> DIRECTIONS:
Rewrite the lines from the one containing "Patent image size: (1353, 1058)." through the one containing "The rechargeable battery", inclusive, with "schematic" changed to "diagram" and nothing else altered.

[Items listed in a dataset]
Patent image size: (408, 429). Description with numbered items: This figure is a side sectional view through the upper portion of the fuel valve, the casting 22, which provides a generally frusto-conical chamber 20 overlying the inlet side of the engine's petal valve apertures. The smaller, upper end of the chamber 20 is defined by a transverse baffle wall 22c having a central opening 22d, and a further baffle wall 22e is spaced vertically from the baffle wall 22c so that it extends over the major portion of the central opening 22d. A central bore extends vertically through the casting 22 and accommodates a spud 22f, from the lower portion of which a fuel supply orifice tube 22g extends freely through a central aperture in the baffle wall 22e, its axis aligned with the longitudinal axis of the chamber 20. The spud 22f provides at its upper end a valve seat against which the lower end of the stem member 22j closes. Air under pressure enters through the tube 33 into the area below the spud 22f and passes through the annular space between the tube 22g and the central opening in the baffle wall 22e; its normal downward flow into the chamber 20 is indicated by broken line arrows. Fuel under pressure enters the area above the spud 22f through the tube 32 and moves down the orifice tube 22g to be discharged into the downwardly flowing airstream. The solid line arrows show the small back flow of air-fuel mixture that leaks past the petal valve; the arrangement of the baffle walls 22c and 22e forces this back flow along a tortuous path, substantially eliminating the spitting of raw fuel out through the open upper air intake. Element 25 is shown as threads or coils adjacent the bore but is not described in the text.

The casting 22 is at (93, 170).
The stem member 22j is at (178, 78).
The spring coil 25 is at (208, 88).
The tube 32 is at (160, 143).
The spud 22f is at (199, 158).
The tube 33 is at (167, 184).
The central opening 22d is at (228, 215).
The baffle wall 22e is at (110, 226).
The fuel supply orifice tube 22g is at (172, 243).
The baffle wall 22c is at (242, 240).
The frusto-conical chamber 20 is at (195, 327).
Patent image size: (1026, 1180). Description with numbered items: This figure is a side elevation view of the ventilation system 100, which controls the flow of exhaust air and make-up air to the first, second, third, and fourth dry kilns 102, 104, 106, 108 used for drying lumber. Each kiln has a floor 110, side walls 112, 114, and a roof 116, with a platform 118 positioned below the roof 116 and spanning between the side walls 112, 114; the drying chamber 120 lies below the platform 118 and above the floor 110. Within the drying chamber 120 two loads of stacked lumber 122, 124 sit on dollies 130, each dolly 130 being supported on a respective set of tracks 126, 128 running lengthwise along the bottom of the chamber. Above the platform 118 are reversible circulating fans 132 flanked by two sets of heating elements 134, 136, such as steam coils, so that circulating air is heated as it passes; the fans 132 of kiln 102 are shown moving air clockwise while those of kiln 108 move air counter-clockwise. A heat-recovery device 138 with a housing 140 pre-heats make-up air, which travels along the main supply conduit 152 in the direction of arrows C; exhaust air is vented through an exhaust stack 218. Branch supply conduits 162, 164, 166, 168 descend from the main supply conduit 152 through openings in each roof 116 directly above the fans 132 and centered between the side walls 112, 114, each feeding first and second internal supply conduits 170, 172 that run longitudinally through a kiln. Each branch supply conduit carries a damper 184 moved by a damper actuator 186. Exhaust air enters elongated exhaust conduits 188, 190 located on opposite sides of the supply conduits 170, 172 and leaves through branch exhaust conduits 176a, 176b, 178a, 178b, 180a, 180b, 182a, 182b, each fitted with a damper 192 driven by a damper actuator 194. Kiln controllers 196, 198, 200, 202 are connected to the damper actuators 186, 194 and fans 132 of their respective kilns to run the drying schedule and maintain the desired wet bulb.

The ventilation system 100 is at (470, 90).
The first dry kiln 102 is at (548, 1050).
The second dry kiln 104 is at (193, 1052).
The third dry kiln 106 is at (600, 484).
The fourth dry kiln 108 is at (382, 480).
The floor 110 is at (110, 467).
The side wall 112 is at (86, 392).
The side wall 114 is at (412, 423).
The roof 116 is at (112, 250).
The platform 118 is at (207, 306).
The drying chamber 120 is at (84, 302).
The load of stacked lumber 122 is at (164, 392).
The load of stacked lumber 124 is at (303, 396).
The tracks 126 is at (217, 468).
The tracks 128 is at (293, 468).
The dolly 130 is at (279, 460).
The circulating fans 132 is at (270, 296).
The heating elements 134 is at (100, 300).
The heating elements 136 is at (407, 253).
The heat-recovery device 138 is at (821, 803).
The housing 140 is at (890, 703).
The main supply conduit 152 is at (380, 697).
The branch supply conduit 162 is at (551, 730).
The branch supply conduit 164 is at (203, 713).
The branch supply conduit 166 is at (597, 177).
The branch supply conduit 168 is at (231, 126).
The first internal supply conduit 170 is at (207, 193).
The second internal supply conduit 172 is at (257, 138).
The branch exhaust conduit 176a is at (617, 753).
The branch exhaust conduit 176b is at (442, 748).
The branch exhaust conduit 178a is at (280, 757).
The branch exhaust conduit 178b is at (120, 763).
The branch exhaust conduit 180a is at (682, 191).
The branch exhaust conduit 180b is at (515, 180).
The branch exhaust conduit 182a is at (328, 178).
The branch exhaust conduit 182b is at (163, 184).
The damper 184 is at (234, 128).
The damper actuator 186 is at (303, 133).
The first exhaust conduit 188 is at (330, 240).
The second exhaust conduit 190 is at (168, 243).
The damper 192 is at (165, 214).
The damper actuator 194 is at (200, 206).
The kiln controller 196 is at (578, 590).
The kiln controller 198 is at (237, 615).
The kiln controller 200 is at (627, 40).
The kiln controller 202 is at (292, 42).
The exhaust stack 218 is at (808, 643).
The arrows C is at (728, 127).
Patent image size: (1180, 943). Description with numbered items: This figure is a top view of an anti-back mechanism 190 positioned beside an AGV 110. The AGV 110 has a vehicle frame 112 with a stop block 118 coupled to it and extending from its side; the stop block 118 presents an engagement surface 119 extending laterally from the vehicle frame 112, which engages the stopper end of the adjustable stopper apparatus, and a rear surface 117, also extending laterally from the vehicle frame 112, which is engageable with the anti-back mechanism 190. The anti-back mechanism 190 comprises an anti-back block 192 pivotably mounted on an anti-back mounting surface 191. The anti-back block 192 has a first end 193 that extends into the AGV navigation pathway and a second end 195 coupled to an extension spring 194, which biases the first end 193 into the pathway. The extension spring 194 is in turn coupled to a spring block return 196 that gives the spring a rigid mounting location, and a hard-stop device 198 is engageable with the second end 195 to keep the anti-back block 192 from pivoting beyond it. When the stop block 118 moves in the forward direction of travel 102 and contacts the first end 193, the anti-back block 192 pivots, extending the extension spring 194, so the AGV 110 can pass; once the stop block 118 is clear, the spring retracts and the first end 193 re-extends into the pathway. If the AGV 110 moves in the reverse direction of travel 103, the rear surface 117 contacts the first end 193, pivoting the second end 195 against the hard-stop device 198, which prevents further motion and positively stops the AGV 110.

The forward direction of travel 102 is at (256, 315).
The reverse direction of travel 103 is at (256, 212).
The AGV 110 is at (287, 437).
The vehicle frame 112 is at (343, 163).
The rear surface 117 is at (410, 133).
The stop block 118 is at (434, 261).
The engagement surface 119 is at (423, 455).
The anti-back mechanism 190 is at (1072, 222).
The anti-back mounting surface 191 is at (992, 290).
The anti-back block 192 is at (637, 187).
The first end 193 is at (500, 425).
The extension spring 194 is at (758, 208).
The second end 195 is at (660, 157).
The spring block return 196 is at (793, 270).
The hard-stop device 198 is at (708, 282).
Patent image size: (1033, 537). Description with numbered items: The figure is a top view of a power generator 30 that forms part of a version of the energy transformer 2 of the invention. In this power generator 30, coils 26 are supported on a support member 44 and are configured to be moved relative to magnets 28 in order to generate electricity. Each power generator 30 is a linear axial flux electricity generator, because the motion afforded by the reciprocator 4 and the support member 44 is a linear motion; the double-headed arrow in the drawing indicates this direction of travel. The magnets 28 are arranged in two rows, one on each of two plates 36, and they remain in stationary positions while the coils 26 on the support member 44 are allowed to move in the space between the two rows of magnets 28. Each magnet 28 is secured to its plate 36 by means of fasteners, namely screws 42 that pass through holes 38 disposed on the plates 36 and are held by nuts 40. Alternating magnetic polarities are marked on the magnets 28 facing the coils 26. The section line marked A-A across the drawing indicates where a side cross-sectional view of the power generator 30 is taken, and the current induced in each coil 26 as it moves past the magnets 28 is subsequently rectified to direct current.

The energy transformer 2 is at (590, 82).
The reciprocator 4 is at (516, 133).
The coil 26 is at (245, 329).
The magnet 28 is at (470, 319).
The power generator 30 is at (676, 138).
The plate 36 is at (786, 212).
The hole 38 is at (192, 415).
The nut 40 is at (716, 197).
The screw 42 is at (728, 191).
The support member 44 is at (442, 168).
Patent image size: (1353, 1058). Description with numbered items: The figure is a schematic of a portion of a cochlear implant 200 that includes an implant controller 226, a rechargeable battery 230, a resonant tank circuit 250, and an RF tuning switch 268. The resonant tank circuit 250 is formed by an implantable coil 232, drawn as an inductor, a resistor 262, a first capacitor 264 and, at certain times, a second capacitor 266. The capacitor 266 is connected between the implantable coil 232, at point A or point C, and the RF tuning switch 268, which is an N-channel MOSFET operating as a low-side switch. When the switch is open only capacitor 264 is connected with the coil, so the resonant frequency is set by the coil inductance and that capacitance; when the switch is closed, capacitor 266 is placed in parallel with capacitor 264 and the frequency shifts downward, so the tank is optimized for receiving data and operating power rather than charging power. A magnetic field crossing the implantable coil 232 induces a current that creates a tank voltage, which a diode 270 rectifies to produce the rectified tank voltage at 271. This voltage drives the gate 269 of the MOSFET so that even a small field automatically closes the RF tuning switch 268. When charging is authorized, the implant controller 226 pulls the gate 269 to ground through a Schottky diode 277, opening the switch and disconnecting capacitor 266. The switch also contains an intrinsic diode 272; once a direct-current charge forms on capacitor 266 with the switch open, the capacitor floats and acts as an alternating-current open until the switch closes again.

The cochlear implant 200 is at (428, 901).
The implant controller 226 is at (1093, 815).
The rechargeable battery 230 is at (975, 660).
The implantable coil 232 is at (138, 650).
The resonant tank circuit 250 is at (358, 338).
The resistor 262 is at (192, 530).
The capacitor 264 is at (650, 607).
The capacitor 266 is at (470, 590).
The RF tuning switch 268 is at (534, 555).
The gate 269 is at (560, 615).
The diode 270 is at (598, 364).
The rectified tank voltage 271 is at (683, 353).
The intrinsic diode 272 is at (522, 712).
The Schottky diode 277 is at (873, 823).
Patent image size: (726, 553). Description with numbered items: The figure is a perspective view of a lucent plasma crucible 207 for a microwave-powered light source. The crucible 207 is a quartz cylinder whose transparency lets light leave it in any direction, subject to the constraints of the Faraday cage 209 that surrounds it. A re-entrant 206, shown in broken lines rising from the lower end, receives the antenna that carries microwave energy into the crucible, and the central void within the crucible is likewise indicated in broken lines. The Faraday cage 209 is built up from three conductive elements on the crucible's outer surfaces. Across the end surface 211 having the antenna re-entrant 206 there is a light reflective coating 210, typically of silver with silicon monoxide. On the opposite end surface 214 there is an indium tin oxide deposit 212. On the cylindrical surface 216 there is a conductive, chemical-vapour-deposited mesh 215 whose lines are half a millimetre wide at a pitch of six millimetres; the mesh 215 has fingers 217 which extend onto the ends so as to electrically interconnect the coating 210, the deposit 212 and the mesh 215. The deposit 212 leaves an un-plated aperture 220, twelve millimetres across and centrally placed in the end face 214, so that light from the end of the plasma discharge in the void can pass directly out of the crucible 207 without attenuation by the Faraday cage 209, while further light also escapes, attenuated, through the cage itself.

> EXERCISE RESPONSE:
Patent image size: (1353, 1058). Description with numbered items: The figure is a diagram of a portion of a cochlear implant 200 that includes an implant controller 226, a rechargeable battery 230, a resonant tank circuit 250, and an RF tuning switch 268. The resonant tank circuit 250 is formed by an implantable coil 232, drawn as an inductor, a resistor 262, a first capacitor 264 and, at certain times, a second capacitor 266. The capacitor 266 is connected between the implantable coil 232, at point A or point C, and the RF tuning switch 268, which is an N-channel MOSFET operating as a low-side switch. When the switch is open only capacitor 264 is connected with the coil, so the resonant frequency is set by the coil inductance and that capacitance; when the switch is closed, capacitor 266 is placed in parallel with capacitor 264 and the frequency shifts downward, so the tank is optimized for receiving data and operating power rather than charging power. A magnetic field crossing the implantable coil 232 induces a current that creates a tank voltage, which a diode 270 rectifies to produce the rectified tank voltage at 271. This voltage drives the gate 269 of the MOSFET so that even a small field automatically closes the RF tuning switch 268. When charging is authorized, the implant controller 226 pulls the gate 269 to ground through a Schottky diode 277, opening the switch and disconnecting capacitor 266. The switch also contains an intrinsic diode 272; once a direct-current charge forms on capacitor 266 with the switch open, the capacitor floats and acts as an alternating-current open until the switch closes again.

The cochlear implant 200 is at (428, 901).
The implant controller 226 is at (1093, 815).
The rechargeable battery 230 is at (975, 660).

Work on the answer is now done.